• _Tasks for this exercise_:
1. In the GitLab failover checklist, why is the GitLab switch scheduled one week after the actual datacenter switchover? Answer in one to three sentences.
2. Extend the GitLab failover checklist from its final step.

GitLab will be switched during April/May 2023 Datacenter Switchback from codfw to eqiad (one week after the actual switchover, to not block dependencies). This task tracks the failover of the GitLab production instance in codfw (gitlab2002) to eqiad (gitlab1004).
Docs: https://wikitech.wikimedia.org/wiki/GitLab/Failover
Time: 09:00 UTC, May 2nd 2023
Checklist:
Preparations before downtime:
- prepare change to set profile::gitlab::service_name: 'gitlab.wikimedia.org' on gitlab1004, set gitlab1004 as profile::gitlab::active_host:, and set profile::gitlab::service_name: 'gitlab-replica-old.wikimedia.org on gitlab2002 operations/puppet/+/912881
- Prepare change to point DNS entry for gitlab.wikimedia.org to gitlab1004, and gitlab-replica-old.wikimedia.org to gitlab2002 operations/dns/+/912972
- apply gitlab-settings to gitlab1004 and gitlab2002
- announce downtime some days ahead on ops/releng list/broadcast message
Scheduled downtime:
- Announce downtime in #wikimedia-gitlab
- Start gitlab failover cookbook on the cumin host with cookbook sre.gitlab.failover --switch-from gitlab2002 --switch-to gitlab1004 -t T335504
- When prompted, merge the puppet change prepared above operations/puppet/+/912881
- When prompted, merge the DNS change prepared above and run `authdns-update on the DNS master, following the DNS update instructions -- operations/dns/+/912972
Falling back to manual steps:
If, for some reason, the cookbook cannot be used, the manual steps for failing over can be used here:
- Announce downtime in #wikimedia-gitlab
- pause all GitLab Runners (gitlab-settings ./runners active | tee active.txt && ./runners pause < active.txt)
- downtime gitlab2002 sudo cookbook sre.hosts.downtime -r "Running failover to gitlab1004 - T329931" -M 120 'gitlab2002.wikimedia.org'
- stop puppet on gitlab2002 with sudo disable-puppet "Running failover to gitlab1004 - T329931"

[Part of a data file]
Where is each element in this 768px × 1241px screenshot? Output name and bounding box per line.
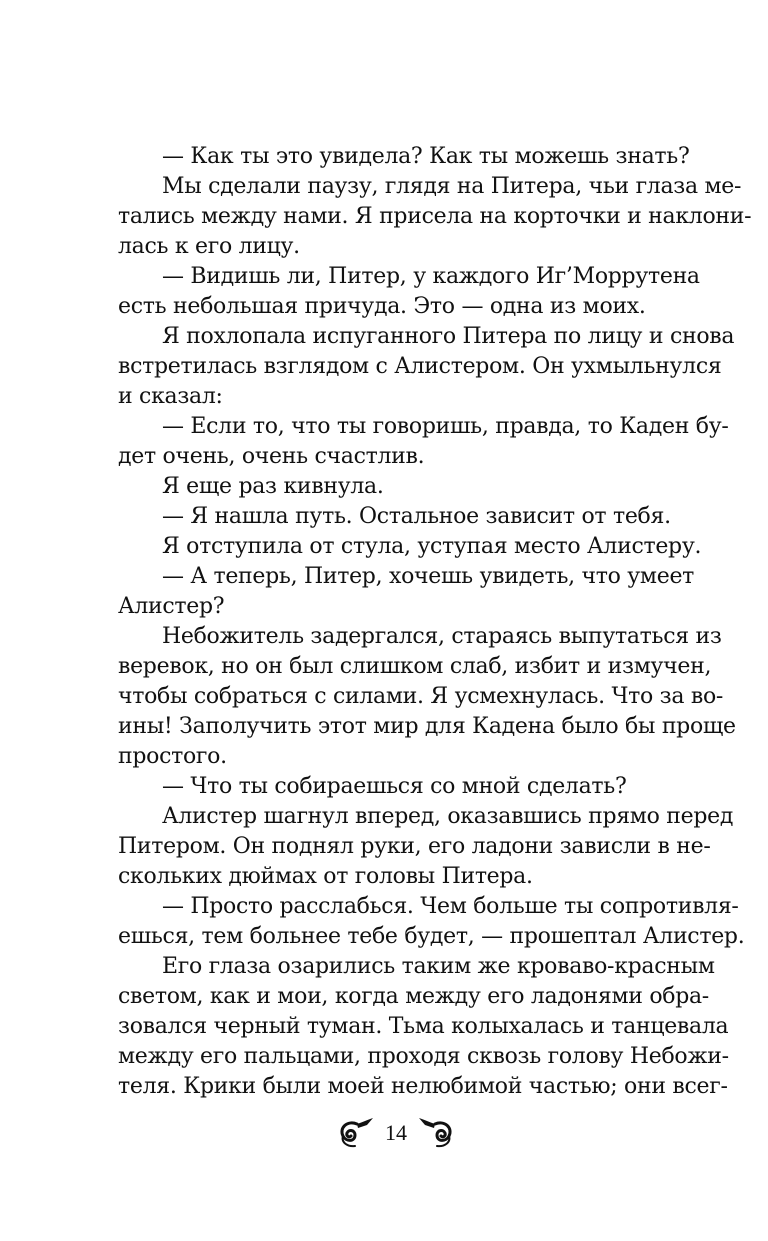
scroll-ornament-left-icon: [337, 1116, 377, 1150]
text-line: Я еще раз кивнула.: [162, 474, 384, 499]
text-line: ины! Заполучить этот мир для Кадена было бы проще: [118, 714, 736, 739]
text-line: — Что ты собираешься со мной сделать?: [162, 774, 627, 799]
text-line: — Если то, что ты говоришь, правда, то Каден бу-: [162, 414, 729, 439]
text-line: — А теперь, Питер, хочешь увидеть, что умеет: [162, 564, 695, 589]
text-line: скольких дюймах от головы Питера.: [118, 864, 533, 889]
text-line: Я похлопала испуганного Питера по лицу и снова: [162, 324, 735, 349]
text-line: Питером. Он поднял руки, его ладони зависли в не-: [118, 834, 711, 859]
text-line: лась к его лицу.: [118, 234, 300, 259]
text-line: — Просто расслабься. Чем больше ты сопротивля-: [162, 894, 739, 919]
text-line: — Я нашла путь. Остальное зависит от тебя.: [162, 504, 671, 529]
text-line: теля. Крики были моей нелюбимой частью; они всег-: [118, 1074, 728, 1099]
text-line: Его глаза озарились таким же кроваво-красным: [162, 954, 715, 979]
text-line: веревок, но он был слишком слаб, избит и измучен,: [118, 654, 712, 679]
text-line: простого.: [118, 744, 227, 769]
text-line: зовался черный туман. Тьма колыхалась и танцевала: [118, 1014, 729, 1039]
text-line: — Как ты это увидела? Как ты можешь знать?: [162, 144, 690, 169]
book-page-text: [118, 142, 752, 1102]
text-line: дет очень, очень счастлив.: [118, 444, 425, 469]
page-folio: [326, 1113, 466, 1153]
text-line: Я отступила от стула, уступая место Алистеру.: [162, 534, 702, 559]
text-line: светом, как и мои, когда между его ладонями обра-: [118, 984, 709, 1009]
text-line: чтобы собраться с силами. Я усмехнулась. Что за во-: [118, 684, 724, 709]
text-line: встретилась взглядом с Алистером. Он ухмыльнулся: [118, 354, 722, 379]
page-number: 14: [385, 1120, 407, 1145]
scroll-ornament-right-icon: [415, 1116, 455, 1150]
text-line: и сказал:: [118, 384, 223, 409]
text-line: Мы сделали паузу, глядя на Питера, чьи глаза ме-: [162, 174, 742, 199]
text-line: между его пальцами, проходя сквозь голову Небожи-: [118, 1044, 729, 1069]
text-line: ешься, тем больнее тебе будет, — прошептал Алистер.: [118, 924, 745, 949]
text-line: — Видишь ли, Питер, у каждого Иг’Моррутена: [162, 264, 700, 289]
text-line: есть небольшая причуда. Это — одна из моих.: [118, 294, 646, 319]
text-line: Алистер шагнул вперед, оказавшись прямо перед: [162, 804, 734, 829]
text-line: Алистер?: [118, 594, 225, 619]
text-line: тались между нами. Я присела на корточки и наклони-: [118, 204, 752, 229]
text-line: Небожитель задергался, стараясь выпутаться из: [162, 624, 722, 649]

• _Task answers_:
1. The GitLab switch is scheduled one week after the actual datacenter switchover so that it does not block dependencies.

2.
- stop GitLab on gitlab2002 with gitlab-ctl stop nginx
- stop ssh-gitlab daemon on gitlab2002 with systemctl stop ssh-gitlab
- create full backup on gitlab2002 with /usr/bin/gitlab-backup create CRON=1 GZIP_RSYNCABLE="true" GITLAB_BACKUP_MAX_CONCURRENCY="4" GITLAB_BACKUP_MAX_STORAGE_CONCURRENCY="1"
- sync backup, on gitlab2002 run /usr/bin/rsync -avp /srv/gitlab-backup/ rsync://gitlab1004.wikimedia.org/data-backup
- merge change to set profile::gitlab::service_name: 'gitlab.wikimedia.org' on gitlab1004 and run puppet operations/puppet/+/912881
- trigger restore on gitlab1004 run sudo systemctl start backup-restore.service (for logs, run journalctl -f -u backup-restore.service)
- merge change to point DNS entry for gitlab.wikimedia.org to gitlab1004 gitlab-replica-old.wikimedia.org to gitlab2002 operations/dns/+/912972
- verify installation
- enable puppet on gitlab2002 with sudo run-puppet-agent -e "Running failover to gitlab1004 - T329931"
- start ssh-gitlab daemon on gitlab2002 with systemctl start ssh-gitlab
- unpause all GitLab Runners (gitlab-settings ./runners unpause < active.txt)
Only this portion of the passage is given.